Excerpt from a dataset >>
::::::::

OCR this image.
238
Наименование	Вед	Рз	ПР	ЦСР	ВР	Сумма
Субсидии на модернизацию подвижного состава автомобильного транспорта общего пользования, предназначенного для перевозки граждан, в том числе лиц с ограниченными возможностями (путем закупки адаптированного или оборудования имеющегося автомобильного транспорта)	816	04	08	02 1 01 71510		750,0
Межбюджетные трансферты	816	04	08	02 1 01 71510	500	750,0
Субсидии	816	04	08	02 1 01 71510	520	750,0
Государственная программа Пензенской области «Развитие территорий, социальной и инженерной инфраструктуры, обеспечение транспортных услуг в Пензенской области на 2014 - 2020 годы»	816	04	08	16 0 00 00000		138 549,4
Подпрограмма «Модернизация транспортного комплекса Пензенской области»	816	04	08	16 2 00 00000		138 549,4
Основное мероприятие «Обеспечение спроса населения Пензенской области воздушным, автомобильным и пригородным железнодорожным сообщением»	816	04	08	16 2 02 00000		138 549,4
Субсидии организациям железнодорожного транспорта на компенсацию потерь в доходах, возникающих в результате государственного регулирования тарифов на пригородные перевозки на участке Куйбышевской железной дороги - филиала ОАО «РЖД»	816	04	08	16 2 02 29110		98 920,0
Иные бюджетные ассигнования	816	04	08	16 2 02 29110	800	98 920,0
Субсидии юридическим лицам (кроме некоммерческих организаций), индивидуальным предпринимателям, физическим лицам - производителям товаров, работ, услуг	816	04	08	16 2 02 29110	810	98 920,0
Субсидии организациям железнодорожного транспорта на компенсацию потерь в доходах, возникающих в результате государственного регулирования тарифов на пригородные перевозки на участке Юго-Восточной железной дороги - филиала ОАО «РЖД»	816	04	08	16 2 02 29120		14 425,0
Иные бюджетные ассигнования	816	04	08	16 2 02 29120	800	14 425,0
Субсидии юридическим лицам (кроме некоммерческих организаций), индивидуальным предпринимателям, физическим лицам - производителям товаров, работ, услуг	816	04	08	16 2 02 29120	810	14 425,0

::::::::

WRITTEN REQUEST >> Every entry above should be retyped exactly as shown.

EXPECTED ANSWER >>
OCR this image.
238
Наименование	Вед	Рз	ПР	ЦСР	ВР	Сумма
Субсидии на модернизацию подвижного состава автомобильного транспорта общего пользования, предназначенного для перевозки граждан, в том числе лиц с ограниченными возможностями (путем закупки адаптированного или оборудования имеющегося автомобильного транспорта)	816	04	08	02 1 01 71510		750,0
Межбюджетные трансферты	816	04	08	02 1 01 71510	500	750,0
Субсидии	816	04	08	02 1 01 71510	520	750,0
Государственная программа Пензенской области «Развитие территорий, социальной и инженерной инфраструктуры, обеспечение транспортных услуг в Пензенской области на 2014 - 2020 годы»	816	04	08	16 0 00 00000		138 549,4
Подпрограмма «Модернизация транспортного комплекса Пензенской области»	816	04	08	16 2 00 00000		138 549,4
Основное мероприятие «Обеспечение спроса населения Пензенской области воздушным, автомобильным и пригородным железнодорожным сообщением»	816	04	08	16 2 02 00000		138 549,4
Субсидии организациям железнодорожного транспорта на компенсацию потерь в доходах, возникающих в результате государственного регулирования тарифов на пригородные перевозки на участке Куйбышевской железной дороги - филиала ОАО «РЖД»	816	04	08	16 2 02 29110		98 920,0
Иные бюджетные ассигнования	816	04	08	16 2 02 29110	800	98 920,0
Субсидии юридическим лицам (кроме некоммерческих организаций), индивидуальным предпринимателям, физическим лицам - производителям товаров, работ, услуг	816	04	08	16 2 02 29110	810	98 920,0
Субсидии организациям железнодорожного транспорта на компенсацию потерь в доходах, возникающих в результате государственного регулирования тарифов на пригородные перевозки на участке Юго-Восточной железной дороги - филиала ОАО «РЖД»	816	04	08	16 2 02 29120		14 425,0
Иные бюджетные ассигнования	816	04	08	16 2 02 29120	800	14 425,0
Субсидии юридическим лицам (кроме некоммерческих организаций), индивидуальным предпринимателям, физическим лицам - производителям товаров, работ, услуг	816	04	08	16 2 02 29120	810	14 425,0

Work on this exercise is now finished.